** BEGIN Passage shown **

Tengfei Huang created SPARK-54796:
-------------------------------------
Summary: NPE caused by race condition between Executor
initialization and shuffle migration
Key: SPARK-54796
URL: https://issues.apache.org/jira/browse/SPARK-54796
Project: Spark
Issue Type: Bug
Components: Spark Core
Affects Versions: 4.1.0
Reporter: Tengfei Huang
When there is executor decommission and shuffles data need to be migrated, will
ask master to `getPeers` as the target for shuffle data migration.
And the blockManager would be a candidate right after the blockManager get
`initialized` and registered to master, while at that time the `Executor` could
be not fully initialized, and the `SparkEnv.shuffleManager` could be null.
In Executor, we initialize blockManager earlier than shuffleManager.

** END Passage shown **

What this task involves: List every labeled field in the header of the Spark bug report above, from Summary through Reporter, along with the value given for each.

** BEGIN Record excerpts **

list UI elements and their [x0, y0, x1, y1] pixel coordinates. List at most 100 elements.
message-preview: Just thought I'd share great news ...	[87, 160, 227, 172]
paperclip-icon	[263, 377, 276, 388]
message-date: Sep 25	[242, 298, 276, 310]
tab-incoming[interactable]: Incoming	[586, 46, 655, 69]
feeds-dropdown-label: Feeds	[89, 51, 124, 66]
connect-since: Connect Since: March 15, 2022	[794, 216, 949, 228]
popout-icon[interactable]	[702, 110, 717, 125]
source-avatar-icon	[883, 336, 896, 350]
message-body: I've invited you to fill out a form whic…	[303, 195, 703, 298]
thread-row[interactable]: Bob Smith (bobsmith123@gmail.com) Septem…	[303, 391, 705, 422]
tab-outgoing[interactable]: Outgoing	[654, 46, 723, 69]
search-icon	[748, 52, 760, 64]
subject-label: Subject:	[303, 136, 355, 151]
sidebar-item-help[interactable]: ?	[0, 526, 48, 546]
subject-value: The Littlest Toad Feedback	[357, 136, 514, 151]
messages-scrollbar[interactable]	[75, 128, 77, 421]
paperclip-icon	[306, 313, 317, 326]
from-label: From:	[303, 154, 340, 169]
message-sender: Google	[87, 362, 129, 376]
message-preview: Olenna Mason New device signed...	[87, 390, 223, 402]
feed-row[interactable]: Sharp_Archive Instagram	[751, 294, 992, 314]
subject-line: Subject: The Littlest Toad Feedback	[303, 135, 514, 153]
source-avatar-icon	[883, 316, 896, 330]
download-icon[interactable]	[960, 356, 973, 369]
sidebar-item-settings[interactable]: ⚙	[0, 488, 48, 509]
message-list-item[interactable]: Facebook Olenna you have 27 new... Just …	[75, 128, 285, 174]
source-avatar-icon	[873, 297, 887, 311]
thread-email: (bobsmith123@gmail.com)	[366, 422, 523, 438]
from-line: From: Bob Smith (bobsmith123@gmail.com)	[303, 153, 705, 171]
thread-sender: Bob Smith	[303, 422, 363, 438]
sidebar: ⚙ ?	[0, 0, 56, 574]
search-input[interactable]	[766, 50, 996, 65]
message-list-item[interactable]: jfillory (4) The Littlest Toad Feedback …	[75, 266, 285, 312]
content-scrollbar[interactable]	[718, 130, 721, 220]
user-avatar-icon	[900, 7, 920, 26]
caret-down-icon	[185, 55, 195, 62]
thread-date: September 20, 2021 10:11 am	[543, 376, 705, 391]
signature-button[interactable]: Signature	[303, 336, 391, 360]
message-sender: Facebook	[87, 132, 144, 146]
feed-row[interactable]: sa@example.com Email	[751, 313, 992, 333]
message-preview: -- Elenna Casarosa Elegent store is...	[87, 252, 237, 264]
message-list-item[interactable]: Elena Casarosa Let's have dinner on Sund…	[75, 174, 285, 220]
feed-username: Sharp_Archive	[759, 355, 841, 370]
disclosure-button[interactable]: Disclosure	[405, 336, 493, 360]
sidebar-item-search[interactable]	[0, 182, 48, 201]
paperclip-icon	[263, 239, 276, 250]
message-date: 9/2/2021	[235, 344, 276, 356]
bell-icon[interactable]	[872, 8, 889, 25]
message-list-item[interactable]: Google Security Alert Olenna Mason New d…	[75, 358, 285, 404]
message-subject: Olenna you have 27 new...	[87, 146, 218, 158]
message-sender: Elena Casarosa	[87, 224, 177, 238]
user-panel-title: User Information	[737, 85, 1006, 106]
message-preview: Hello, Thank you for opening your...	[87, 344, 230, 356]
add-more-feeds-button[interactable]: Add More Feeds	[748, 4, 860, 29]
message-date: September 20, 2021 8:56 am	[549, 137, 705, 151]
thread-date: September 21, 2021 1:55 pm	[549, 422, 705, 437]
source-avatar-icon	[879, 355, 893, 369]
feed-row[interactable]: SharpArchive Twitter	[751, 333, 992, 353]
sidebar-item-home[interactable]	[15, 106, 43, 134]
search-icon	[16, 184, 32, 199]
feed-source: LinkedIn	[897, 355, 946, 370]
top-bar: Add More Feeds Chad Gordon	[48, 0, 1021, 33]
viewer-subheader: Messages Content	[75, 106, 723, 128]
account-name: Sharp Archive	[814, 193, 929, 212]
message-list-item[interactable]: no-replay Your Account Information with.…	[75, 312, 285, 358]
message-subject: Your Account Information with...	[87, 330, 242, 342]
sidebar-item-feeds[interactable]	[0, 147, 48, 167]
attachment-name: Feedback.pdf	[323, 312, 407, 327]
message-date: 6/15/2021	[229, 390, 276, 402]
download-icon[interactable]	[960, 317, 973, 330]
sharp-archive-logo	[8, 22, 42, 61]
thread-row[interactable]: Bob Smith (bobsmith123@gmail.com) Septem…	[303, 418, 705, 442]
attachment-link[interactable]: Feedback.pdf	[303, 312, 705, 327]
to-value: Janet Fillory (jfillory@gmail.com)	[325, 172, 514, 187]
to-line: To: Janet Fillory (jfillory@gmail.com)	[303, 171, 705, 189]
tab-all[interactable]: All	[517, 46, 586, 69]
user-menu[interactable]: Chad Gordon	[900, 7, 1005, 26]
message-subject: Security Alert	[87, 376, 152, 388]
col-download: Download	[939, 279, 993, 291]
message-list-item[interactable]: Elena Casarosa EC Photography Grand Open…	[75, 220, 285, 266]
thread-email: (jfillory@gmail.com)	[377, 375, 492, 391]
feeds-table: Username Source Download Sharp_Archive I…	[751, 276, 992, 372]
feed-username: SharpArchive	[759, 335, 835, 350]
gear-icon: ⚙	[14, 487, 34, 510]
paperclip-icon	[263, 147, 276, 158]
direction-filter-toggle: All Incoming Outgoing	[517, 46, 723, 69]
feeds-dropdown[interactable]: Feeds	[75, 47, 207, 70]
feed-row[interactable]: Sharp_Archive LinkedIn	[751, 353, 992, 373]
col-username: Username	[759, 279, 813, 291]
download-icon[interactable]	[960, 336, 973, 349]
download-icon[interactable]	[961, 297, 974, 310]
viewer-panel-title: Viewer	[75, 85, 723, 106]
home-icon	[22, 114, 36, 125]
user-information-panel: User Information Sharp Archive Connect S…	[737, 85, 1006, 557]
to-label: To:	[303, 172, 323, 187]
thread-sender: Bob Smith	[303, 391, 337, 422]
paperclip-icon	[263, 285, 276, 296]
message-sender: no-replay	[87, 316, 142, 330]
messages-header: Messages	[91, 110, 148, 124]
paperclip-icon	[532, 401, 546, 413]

** END Record excerpts **

The solution:
Summary: NPE caused by race condition between Executor initialization and shuffle migration
Key: SPARK-54796
URL: https://issues.apache.org/jira/browse/SPARK-54796
Project: Spark
Issue Type: Bug
Components: Spark Core
Affects Versions: 4.1.0
Reporter: Tengfei Huang